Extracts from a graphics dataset
----
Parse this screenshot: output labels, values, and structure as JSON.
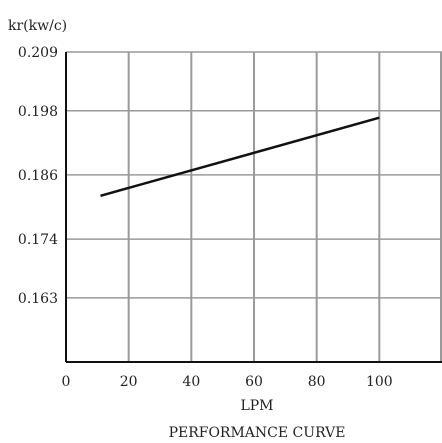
{
  "chart_data": {
    "type": "line",
    "title": "",
    "subtitle": "",
    "ylabel": "kr(kw/c)",
    "xlabel": "LPM",
    "caption": "PERFORMANCE CURVE",
    "x_ticks": [
      "0",
      "20",
      "40",
      "60",
      "80",
      "100"
    ],
    "y_ticks": [
      "0.209",
      "0.198",
      "0.186",
      "0.174",
      "0.163"
    ],
    "xlim": [
      0,
      120
    ],
    "ylim": [
      0.151,
      0.209
    ],
    "grid": true,
    "series": [
      {
        "x": [
          11,
          100
        ],
        "y": [
          0.1821,
          0.1967
        ]
      }
    ],
    "colors": {
      "line": "#111111",
      "grid": "#9a9a9a",
      "axis": "#111111",
      "text": "#222222"
    }
  }
}
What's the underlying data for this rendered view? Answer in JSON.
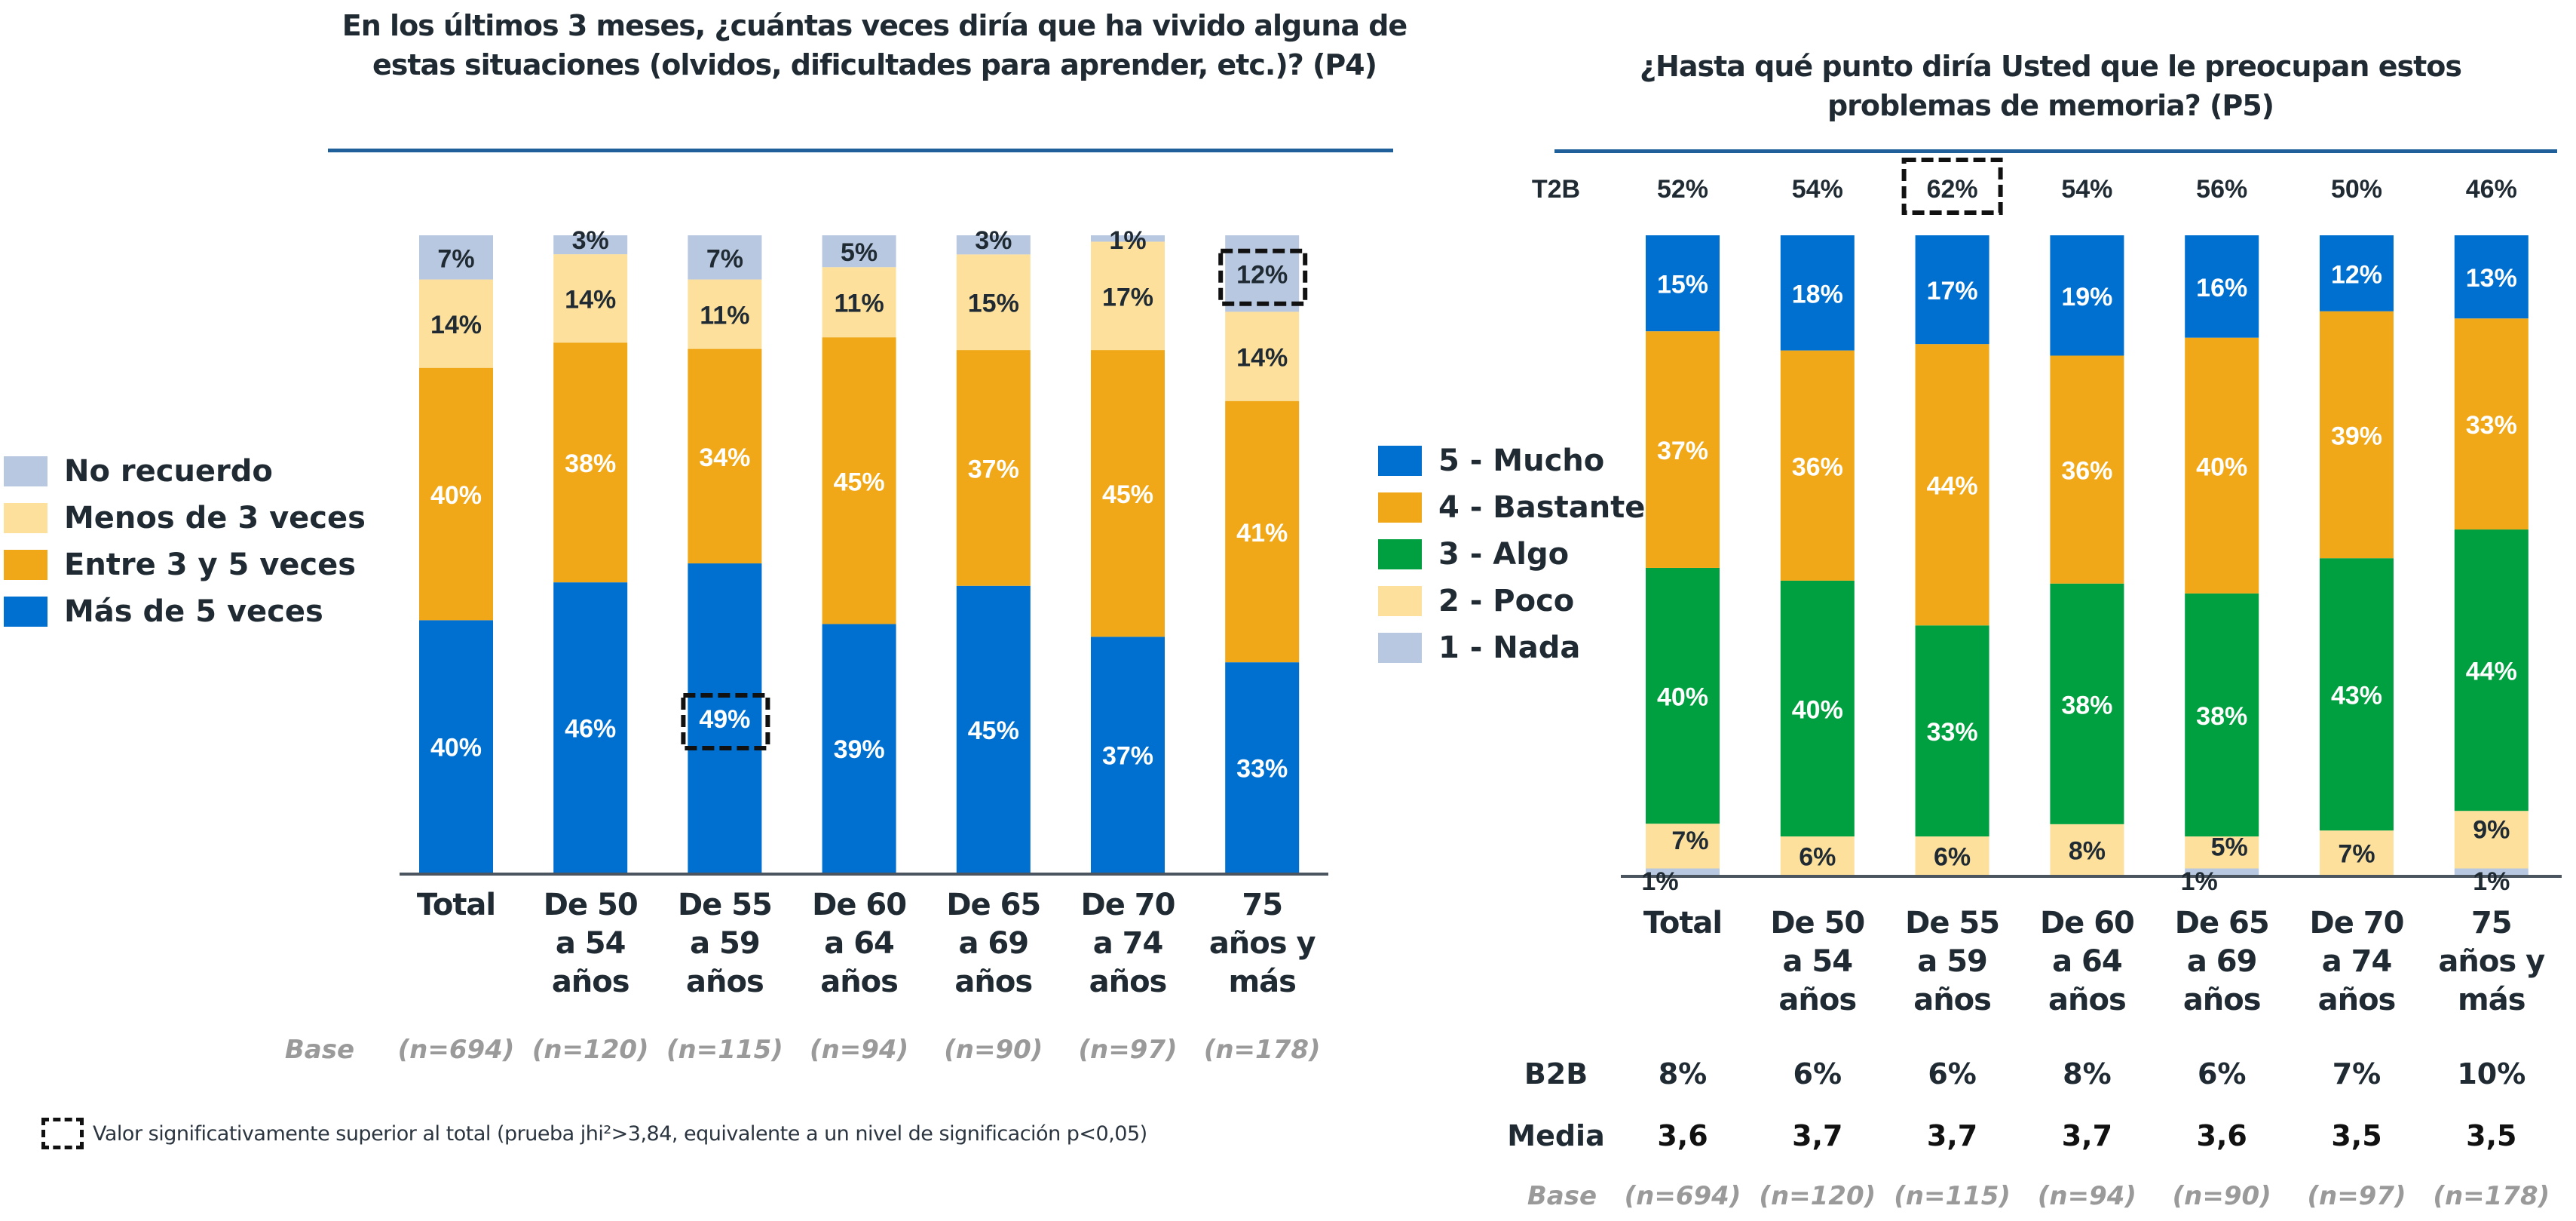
{
  "chart_data": [
    {
      "id": "p4",
      "type": "bar",
      "stacked": true,
      "title": "En los últimos 3 meses, ¿cuántas veces diría que ha vivido alguna de estas situaciones (olvidos, dificultades para aprender, etc.)? (P4)",
      "categories": [
        "Total",
        "De 50 a 54 años",
        "De 55 a 59 años",
        "De 60 a 64 años",
        "De 65 a 69 años",
        "De 70 a 74 años",
        "75 años y más"
      ],
      "category_lines": [
        [
          "Total"
        ],
        [
          "De 50",
          "a 54",
          "años"
        ],
        [
          "De 55",
          "a 59",
          "años"
        ],
        [
          "De 60",
          "a 64",
          "años"
        ],
        [
          "De 65",
          "a 69",
          "años"
        ],
        [
          "De 70",
          "a 74",
          "años"
        ],
        [
          "75",
          "años y",
          "más"
        ]
      ],
      "series": [
        {
          "name": "Más de 5 veces",
          "color": "#0070d0",
          "values": [
            40,
            46,
            49,
            39,
            45,
            37,
            33
          ]
        },
        {
          "name": "Entre 3 y 5 veces",
          "color": "#f0a818",
          "values": [
            40,
            38,
            34,
            45,
            37,
            45,
            41
          ]
        },
        {
          "name": "Menos de 3 veces",
          "color": "#fde09c",
          "values": [
            14,
            14,
            11,
            11,
            15,
            17,
            14
          ]
        },
        {
          "name": "No recuerdo",
          "color": "#b8c8e0",
          "values": [
            7,
            3,
            7,
            5,
            3,
            1,
            12
          ]
        }
      ],
      "significant": [
        {
          "series": "Más de 5 veces",
          "category": "De 55 a 59 años"
        },
        {
          "series": "No recuerdo",
          "category": "75 años y más"
        }
      ],
      "legend": [
        "No recuerdo",
        "Menos de 3 veces",
        "Entre 3 y 5 veces",
        "Más de 5 veces"
      ],
      "legend_position": "left",
      "base_label": "Base",
      "base": [
        "(n=694)",
        "(n=120)",
        "(n=115)",
        "(n=94)",
        "(n=90)",
        "(n=97)",
        "(n=178)"
      ],
      "ylim": [
        0,
        100
      ]
    },
    {
      "id": "p5",
      "type": "bar",
      "stacked": true,
      "title": "¿Hasta qué punto diría Usted que le preocupan estos problemas de memoria? (P5)",
      "categories": [
        "Total",
        "De 50 a 54 años",
        "De 55 a 59 años",
        "De 60 a 64 años",
        "De 65 a 69 años",
        "De 70 a 74 años",
        "75 años y más"
      ],
      "category_lines": [
        [
          "Total"
        ],
        [
          "De 50",
          "a 54",
          "años"
        ],
        [
          "De 55",
          "a 59",
          "años"
        ],
        [
          "De 60",
          "a 64",
          "años"
        ],
        [
          "De 65",
          "a 69",
          "años"
        ],
        [
          "De 70",
          "a 74",
          "años"
        ],
        [
          "75",
          "años y",
          "más"
        ]
      ],
      "series": [
        {
          "name": "1 - Nada",
          "color": "#b8c8e0",
          "values": [
            1,
            0,
            0,
            0,
            1,
            0,
            1
          ]
        },
        {
          "name": "2 - Poco",
          "color": "#fde09c",
          "values": [
            7,
            6,
            6,
            8,
            5,
            7,
            9
          ]
        },
        {
          "name": "3 - Algo",
          "color": "#00a040",
          "values": [
            40,
            40,
            33,
            38,
            38,
            43,
            44
          ]
        },
        {
          "name": "4 - Bastante",
          "color": "#f0a818",
          "values": [
            37,
            36,
            44,
            36,
            40,
            39,
            33
          ]
        },
        {
          "name": "5 - Mucho",
          "color": "#0070d0",
          "values": [
            15,
            18,
            17,
            19,
            16,
            12,
            13
          ]
        }
      ],
      "labels_shown": {
        "1 - Nada": [
          true,
          false,
          false,
          false,
          true,
          false,
          true
        ]
      },
      "legend": [
        "5 - Mucho",
        "4 - Bastante",
        "3 - Algo",
        "2 - Poco",
        "1 - Nada"
      ],
      "legend_position": "left",
      "t2b_label": "T2B",
      "t2b": [
        "52%",
        "54%",
        "62%",
        "54%",
        "56%",
        "50%",
        "46%"
      ],
      "t2b_significant": [
        false,
        false,
        true,
        false,
        false,
        false,
        false
      ],
      "b2b_label": "B2B",
      "b2b": [
        "8%",
        "6%",
        "6%",
        "8%",
        "6%",
        "7%",
        "10%"
      ],
      "media_label": "Media",
      "media": [
        "3,6",
        "3,7",
        "3,7",
        "3,7",
        "3,6",
        "3,5",
        "3,5"
      ],
      "base_label": "Base",
      "base": [
        "(n=694)",
        "(n=120)",
        "(n=115)",
        "(n=94)",
        "(n=90)",
        "(n=97)",
        "(n=178)"
      ],
      "ylim": [
        0,
        100
      ]
    }
  ],
  "footnote": "Valor significativamente superior al total (prueba jhi²>3,84, equivalente a un nivel de significación p<0,05)"
}
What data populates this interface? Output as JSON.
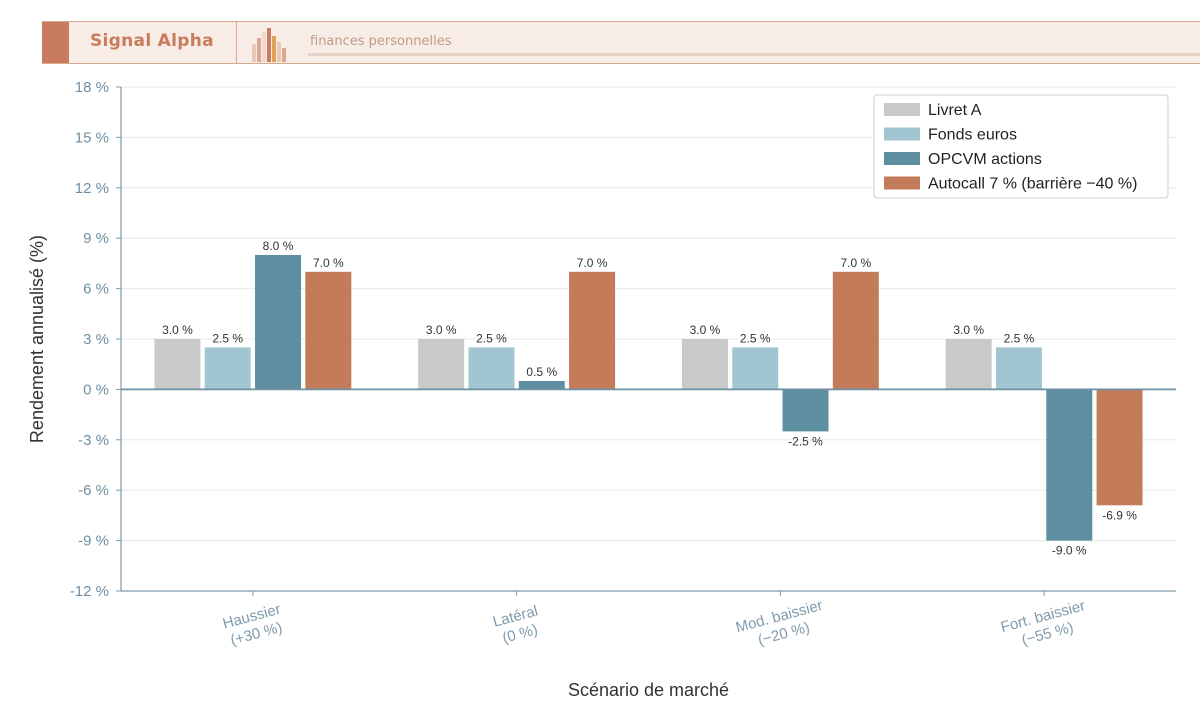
{
  "header": {
    "brand": "Signal Alpha",
    "tagline": "finances personnelles",
    "accent_color": "#c97c5d"
  },
  "chart_data": {
    "type": "bar",
    "categories": [
      [
        "Haussier",
        "(+30 %)"
      ],
      [
        "Latéral",
        "(0 %)"
      ],
      [
        "Mod. baissier",
        "(−20 %)"
      ],
      [
        "Fort. baissier",
        "(−55 %)"
      ]
    ],
    "series": [
      {
        "name": "Livret A",
        "color": "#c9c9c9",
        "values": [
          3.0,
          3.0,
          3.0,
          3.0
        ],
        "labels": [
          "3.0 %",
          "3.0 %",
          "3.0 %",
          "3.0 %"
        ]
      },
      {
        "name": "Fonds euros",
        "color": "#a2c6d1",
        "values": [
          2.5,
          2.5,
          2.5,
          2.5
        ],
        "labels": [
          "2.5 %",
          "2.5 %",
          "2.5 %",
          "2.5 %"
        ]
      },
      {
        "name": "OPCVM actions",
        "color": "#5d8fa1",
        "values": [
          8.0,
          0.5,
          -2.5,
          -9.0
        ],
        "labels": [
          "8.0 %",
          "0.5 %",
          "-2.5 %",
          "-9.0 %"
        ]
      },
      {
        "name": "Autocall 7 % (barrière −40 %)",
        "color": "#c47b5a",
        "values": [
          7.0,
          7.0,
          7.0,
          -6.9
        ],
        "labels": [
          "7.0 %",
          "7.0 %",
          "7.0 %",
          "-6.9 %"
        ]
      }
    ],
    "xlabel": "Scénario de marché",
    "ylabel": "Rendement annualisé (%)",
    "ylim": [
      -12,
      18
    ],
    "yticks": [
      -12,
      -9,
      -6,
      -3,
      0,
      3,
      6,
      9,
      12,
      15,
      18
    ],
    "ytick_labels": [
      "-12 %",
      "-9 %",
      "-6 %",
      "-3 %",
      "0 %",
      "3 %",
      "6 %",
      "9 %",
      "12 %",
      "15 %",
      "18 %"
    ],
    "grid": "horizontal",
    "legend_position": "top-right"
  }
}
----
- **Aim**:
Scan the listing above and identify each line holding the string "ylabel"; copy every such line.

- **Result**:
    "ylabel": "kr(kw/c)",
    "ylabel": "Rendement annualisé (%)",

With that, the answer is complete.